• [Short exercise]: Search the records below for the word "Иные" and show every line where it occurs.

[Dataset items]
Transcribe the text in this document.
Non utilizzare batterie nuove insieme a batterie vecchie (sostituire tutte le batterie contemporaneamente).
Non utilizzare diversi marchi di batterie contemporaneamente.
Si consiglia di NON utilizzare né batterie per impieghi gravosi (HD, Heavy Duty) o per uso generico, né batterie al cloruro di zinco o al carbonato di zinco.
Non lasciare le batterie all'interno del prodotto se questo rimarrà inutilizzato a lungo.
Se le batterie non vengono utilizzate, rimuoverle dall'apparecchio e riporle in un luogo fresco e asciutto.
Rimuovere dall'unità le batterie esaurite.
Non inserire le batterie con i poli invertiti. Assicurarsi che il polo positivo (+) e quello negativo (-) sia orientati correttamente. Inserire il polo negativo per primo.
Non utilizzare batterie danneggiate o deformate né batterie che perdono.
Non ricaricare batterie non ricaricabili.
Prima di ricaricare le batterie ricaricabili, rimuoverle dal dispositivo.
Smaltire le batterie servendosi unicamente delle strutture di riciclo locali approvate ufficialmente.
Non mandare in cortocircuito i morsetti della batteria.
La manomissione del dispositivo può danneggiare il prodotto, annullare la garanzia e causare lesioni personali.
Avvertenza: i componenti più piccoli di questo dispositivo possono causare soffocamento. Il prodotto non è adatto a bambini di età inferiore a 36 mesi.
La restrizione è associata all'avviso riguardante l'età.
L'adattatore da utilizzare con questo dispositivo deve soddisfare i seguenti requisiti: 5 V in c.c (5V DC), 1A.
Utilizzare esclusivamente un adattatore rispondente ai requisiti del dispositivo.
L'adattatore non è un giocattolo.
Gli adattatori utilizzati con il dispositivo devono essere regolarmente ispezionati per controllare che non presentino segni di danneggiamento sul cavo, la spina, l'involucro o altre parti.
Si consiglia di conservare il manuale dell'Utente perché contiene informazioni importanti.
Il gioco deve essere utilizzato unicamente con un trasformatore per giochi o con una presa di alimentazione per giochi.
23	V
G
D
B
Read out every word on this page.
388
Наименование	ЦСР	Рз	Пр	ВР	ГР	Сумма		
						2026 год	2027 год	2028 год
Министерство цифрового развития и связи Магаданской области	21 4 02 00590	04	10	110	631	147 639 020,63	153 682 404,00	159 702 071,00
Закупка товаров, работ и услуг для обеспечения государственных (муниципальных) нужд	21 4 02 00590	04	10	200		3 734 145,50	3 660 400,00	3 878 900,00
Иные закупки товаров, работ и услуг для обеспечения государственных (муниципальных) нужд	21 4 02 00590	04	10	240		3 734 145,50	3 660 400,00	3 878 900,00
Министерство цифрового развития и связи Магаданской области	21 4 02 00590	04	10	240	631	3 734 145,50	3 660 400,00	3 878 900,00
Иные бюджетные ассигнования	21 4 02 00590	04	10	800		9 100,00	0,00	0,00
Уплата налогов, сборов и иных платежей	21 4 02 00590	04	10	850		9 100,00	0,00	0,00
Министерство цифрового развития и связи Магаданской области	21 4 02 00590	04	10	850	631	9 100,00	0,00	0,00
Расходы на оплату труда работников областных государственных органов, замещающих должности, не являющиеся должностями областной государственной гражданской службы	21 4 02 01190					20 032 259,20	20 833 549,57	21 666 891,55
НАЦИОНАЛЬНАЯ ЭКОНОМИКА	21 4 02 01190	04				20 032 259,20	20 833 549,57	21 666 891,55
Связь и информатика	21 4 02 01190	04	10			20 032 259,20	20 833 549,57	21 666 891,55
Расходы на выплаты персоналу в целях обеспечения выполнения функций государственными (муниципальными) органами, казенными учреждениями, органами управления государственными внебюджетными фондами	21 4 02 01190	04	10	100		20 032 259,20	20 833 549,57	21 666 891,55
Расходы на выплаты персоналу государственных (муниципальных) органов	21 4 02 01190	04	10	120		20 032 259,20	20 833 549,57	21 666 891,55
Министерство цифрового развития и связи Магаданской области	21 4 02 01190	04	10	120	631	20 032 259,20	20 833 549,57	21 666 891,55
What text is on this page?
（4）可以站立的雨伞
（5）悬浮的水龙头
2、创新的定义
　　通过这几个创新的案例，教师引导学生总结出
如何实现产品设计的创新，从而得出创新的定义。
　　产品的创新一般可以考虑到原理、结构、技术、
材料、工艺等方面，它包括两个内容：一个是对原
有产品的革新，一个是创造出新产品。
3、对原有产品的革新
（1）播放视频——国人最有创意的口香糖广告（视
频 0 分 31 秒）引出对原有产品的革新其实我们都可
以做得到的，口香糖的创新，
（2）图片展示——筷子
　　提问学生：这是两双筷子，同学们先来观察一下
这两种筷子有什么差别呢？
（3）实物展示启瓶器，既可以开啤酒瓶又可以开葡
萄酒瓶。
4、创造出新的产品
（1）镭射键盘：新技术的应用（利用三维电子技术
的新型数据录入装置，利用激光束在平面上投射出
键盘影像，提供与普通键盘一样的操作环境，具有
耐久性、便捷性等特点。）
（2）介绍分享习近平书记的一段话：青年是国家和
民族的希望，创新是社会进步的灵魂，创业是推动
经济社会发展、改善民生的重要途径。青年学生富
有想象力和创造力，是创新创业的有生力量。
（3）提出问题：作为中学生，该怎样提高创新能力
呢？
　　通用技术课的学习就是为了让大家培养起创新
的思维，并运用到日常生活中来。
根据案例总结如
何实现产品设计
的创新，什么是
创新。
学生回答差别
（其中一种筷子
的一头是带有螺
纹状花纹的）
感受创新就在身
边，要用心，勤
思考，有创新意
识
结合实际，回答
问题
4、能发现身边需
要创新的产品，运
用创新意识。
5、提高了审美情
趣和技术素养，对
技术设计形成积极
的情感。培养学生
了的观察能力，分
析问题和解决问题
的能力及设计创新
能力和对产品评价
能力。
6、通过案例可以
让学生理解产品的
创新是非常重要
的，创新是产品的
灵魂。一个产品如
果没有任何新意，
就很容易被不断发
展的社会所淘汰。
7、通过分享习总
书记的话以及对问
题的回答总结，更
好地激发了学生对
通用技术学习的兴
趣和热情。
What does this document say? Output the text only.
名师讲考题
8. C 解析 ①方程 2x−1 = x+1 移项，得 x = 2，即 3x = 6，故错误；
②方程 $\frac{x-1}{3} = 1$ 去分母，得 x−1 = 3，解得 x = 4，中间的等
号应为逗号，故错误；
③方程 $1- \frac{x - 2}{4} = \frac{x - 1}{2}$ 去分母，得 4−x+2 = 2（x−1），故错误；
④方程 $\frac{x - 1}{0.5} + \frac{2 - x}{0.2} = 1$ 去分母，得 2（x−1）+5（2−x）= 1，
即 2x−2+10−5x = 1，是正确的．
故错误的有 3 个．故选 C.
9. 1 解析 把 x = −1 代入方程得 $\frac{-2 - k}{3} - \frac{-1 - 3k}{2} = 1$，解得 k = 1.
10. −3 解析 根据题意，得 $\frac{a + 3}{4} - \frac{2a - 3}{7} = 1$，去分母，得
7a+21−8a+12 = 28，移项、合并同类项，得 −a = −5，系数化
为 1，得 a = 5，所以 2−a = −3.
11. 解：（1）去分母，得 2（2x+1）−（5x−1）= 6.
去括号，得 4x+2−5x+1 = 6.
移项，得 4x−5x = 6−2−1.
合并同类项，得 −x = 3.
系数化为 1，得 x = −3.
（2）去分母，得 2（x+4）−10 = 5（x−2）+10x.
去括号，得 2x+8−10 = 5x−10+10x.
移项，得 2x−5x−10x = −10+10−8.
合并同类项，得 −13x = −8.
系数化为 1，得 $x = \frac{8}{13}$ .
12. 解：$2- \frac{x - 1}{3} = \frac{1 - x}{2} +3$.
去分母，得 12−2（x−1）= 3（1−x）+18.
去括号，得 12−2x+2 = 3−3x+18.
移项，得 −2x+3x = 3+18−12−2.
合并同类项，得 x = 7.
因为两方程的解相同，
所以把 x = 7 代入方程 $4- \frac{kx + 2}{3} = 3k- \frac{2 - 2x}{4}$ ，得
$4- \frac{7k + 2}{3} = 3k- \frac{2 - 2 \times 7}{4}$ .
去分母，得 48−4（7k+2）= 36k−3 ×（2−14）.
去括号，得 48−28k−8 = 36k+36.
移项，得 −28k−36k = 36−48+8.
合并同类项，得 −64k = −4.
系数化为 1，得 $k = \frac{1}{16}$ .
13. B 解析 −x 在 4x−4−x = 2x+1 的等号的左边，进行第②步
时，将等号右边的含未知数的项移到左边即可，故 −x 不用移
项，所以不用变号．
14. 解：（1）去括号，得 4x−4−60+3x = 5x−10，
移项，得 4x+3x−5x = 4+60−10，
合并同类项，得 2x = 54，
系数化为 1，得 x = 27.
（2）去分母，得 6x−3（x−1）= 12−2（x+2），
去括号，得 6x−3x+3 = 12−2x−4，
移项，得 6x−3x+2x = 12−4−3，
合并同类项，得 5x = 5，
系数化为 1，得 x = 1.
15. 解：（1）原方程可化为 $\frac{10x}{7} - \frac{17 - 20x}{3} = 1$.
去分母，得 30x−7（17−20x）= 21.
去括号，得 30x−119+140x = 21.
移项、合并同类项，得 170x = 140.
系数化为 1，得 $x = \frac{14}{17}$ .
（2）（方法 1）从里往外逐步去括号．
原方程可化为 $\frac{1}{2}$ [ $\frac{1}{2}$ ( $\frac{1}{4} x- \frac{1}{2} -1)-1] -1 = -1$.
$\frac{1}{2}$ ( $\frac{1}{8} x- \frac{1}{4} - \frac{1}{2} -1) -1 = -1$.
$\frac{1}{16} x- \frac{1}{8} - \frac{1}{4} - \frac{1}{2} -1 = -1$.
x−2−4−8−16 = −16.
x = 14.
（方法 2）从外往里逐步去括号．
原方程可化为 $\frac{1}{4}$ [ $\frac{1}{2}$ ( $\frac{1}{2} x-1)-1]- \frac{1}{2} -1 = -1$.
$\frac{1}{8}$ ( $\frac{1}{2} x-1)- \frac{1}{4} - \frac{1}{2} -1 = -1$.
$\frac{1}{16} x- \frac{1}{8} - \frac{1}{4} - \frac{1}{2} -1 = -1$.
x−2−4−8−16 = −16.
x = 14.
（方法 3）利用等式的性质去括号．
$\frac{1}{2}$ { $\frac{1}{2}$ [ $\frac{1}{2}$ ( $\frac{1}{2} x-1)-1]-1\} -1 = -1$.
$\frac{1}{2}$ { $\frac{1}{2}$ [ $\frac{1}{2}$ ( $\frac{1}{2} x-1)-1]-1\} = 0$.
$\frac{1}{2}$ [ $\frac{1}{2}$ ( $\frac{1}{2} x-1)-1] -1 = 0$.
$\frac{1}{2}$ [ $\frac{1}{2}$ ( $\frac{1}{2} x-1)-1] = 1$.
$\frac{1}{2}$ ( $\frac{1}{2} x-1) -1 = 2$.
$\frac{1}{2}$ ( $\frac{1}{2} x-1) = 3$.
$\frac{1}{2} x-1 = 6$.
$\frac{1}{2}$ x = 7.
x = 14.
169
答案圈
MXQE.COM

• [Task result]:
Иные закупки товаров, работ и услуг для обеспечения государственных (муниципальных) нужд	21 4 02 00590	04	10	240		3 734 145,50	3 660 400,00	3 878 900,00
Иные бюджетные ассигнования	21 4 02 00590	04	10	800		9 100,00	0,00	0,00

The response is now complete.